• [PROBLEM REQUIREMENTS]
Exactly as written, please set down all of the entries again, with no pictures.
begin DATA LISTING
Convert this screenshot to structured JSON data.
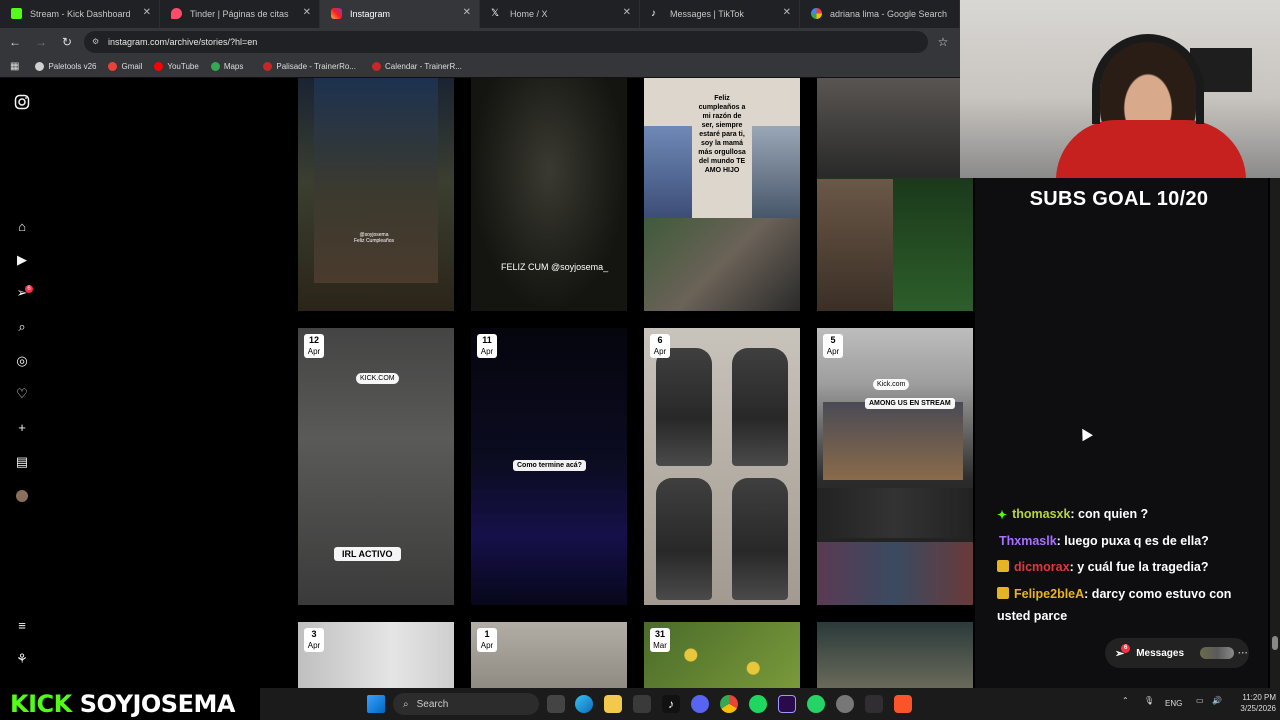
{
  "browser": {
    "tabs": [
      {
        "title": "Stream - Kick Dashboard",
        "icon": "kick-icon",
        "active": false
      },
      {
        "title": "Tinder | Páginas de citas",
        "icon": "tinder-icon",
        "active": false
      },
      {
        "title": "Instagram",
        "icon": "instagram-icon",
        "active": true
      },
      {
        "title": "Home / X",
        "icon": "x-icon",
        "active": false
      },
      {
        "title": "Messages | TikTok",
        "icon": "tiktok-icon",
        "active": false
      },
      {
        "title": "adriana lima - Google Search",
        "icon": "google-icon",
        "active": false
      }
    ],
    "url": "instagram.com/archive/stories/?hl=en",
    "bookmarks": [
      {
        "label": "Paletools v26",
        "color": "#d0d0d0"
      },
      {
        "label": "Gmail",
        "color": "#ea4335"
      },
      {
        "label": "YouTube",
        "color": "#ff0000"
      },
      {
        "label": "Maps",
        "color": "#34a853"
      },
      {
        "label": "Palisade - TrainerRo...",
        "color": "#c62828"
      },
      {
        "label": "Calendar - TrainerR...",
        "color": "#c62828"
      }
    ]
  },
  "instagram": {
    "sidebar_icons": [
      "instagram-logo-icon",
      "home-icon",
      "reels-icon",
      "messages-icon",
      "search-icon",
      "explore-icon",
      "notifications-icon",
      "create-icon",
      "dashboard-icon",
      "profile-avatar-icon",
      "menu-icon",
      "threads-icon"
    ],
    "messages_badge": "6",
    "story_rows": [
      [
        {
          "caption": "@soyjosema\nFeliz Cumpleaños",
          "date_day": "",
          "date_month": ""
        },
        {
          "caption": "FELIZ CUM @soyjosema_",
          "date_day": "",
          "date_month": ""
        },
        {
          "caption": "Feliz cumpleaños a mi razón de ser, siempre estaré para ti, soy la mamá más orgullosa del mundo TE AMO HIJO",
          "date_day": "",
          "date_month": ""
        },
        {
          "caption": "",
          "date_day": "",
          "date_month": ""
        }
      ],
      [
        {
          "caption": "IRL ACTIVO",
          "sub_caption": "KICK.COM",
          "date_day": "12",
          "date_month": "Apr"
        },
        {
          "caption": "Como termine acá?",
          "date_day": "11",
          "date_month": "Apr"
        },
        {
          "caption": "",
          "date_day": "6",
          "date_month": "Apr"
        },
        {
          "caption": "AMONG US EN STREAM",
          "sub_caption": "Kick.com",
          "date_day": "5",
          "date_month": "Apr"
        }
      ],
      [
        {
          "date_day": "3",
          "date_month": "Apr"
        },
        {
          "date_day": "1",
          "date_month": "Apr"
        },
        {
          "date_day": "31",
          "date_month": "Mar"
        },
        {
          "date_day": "",
          "date_month": ""
        }
      ]
    ],
    "messages_label": "Messages",
    "messages_pill_badge": "6"
  },
  "stream": {
    "subs_goal": "SUBS GOAL 10/20",
    "chat": [
      {
        "user": "thomasxk",
        "user_color": "#b8d43a",
        "badge": "sparkle",
        "message": ": con quien ?"
      },
      {
        "user": "Thxmaslk",
        "user_color": "#a970ff",
        "badge": "",
        "message": ": luego puxa q es de ella?"
      },
      {
        "user": "dicmorax",
        "user_color": "#e0383e",
        "badge": "crown",
        "message": ": y cuál fue la tragedia?"
      },
      {
        "user": "Felipe2bleA",
        "user_color": "#e6b422",
        "badge": "crown",
        "message": ": darcy como estuvo con usted parce"
      }
    ],
    "kick_logo": "KICK",
    "channel_name": "SOYJOSEMA",
    "accent": "#53fc18"
  },
  "taskbar": {
    "search_placeholder": "Search",
    "language": "ENG",
    "time": "11:20 PM",
    "date": "3/25/2026"
  }
}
end DATA LISTING
• [RESPONSE TO THIS TASK]
Convert this screenshot to structured JSON data.
{
  "browser": {
    "tabs": [
      {
        "title": "Stream - Kick Dashboard",
        "icon": "kick-icon",
        "active": false
      },
      {
        "title": "Tinder | Páginas de citas",
        "icon": "tinder-icon",
        "active": false
      },
      {
        "title": "Instagram",
        "icon": "instagram-icon",
        "active": true
      },
      {
        "title": "Home / X",
        "icon": "x-icon",
        "active": false
      },
      {
        "title": "Messages | TikTok",
        "icon": "tiktok-icon",
        "active": false
      },
      {
        "title": "adriana lima - Google Search",
        "icon": "google-icon",
        "active": false
      }
    ],
    "url": "instagram.com/archive/stories/?hl=en",
    "bookmarks": [
      {
        "label": "Paletools v26",
        "color": "#d0d0d0"
      },
      {
        "label": "Gmail",
        "color": "#ea4335"
      },
      {
        "label": "YouTube",
        "color": "#ff0000"
      },
      {
        "label": "Maps",
        "color": "#34a853"
      },
      {
        "label": "Palisade - TrainerRo...",
        "color": "#c62828"
      },
      {
        "label": "Calendar - TrainerR...",
        "color": "#c62828"
      }
    ]
  },
  "instagram": {
    "sidebar_icons": [
      "instagram-logo-icon",
      "home-icon",
      "reels-icon",
      "messages-icon",
      "search-icon",
      "explore-icon",
      "notifications-icon",
      "create-icon",
      "dashboard-icon",
      "profile-avatar-icon",
      "menu-icon",
      "threads-icon"
    ],
    "messages_badge": "6",
    "story_rows": [
      [
        {
          "caption": "@soyjosema\nFeliz Cumpleaños",
          "date_day": "",
          "date_month": ""
        },
        {
          "caption": "FELIZ CUM @soyjosema_",
          "date_day": "",
          "date_month": ""
        },
        {
          "caption": "Feliz cumpleaños a mi razón de ser, siempre estaré para ti, soy la mamá más orgullosa del mundo TE AMO HIJO",
          "date_day": "",
          "date_month": ""
        },
        {
          "caption": "",
          "date_day": "",
          "date_month": ""
        }
      ],
      [
        {
          "caption": "IRL ACTIVO",
          "sub_caption": "KICK.COM",
          "date_day": "12",
          "date_month": "Apr"
        },
        {
          "caption": "Como termine acá?",
          "date_day": "11",
          "date_month": "Apr"
        },
        {
          "caption": "",
          "date_day": "6",
          "date_month": "Apr"
        },
        {
          "caption": "AMONG US EN STREAM",
          "sub_caption": "Kick.com",
          "date_day": "5",
          "date_month": "Apr"
        }
      ],
      [
        {
          "date_day": "3",
          "date_month": "Apr"
        },
        {
          "date_day": "1",
          "date_month": "Apr"
        },
        {
          "date_day": "31",
          "date_month": "Mar"
        },
        {
          "date_day": "",
          "date_month": ""
        }
      ]
    ],
    "messages_label": "Messages",
    "messages_pill_badge": "6"
  },
  "stream": {
    "subs_goal": "SUBS GOAL 10/20",
    "chat": [
      {
        "user": "thomasxk",
        "user_color": "#b8d43a",
        "badge": "sparkle",
        "message": ": con quien ?"
      },
      {
        "user": "Thxmaslk",
        "user_color": "#a970ff",
        "badge": "",
        "message": ": luego puxa q es de ella?"
      },
      {
        "user": "dicmorax",
        "user_color": "#e0383e",
        "badge": "crown",
        "message": ": y cuál fue la tragedia?"
      },
      {
        "user": "Felipe2bleA",
        "user_color": "#e6b422",
        "badge": "crown",
        "message": ": darcy como estuvo con usted parce"
      }
    ],
    "kick_logo": "KICK",
    "channel_name": "SOYJOSEMA",
    "accent": "#53fc18"
  },
  "taskbar": {
    "search_placeholder": "Search",
    "language": "ENG",
    "time": "11:20 PM",
    "date": "3/25/2026"
  }
}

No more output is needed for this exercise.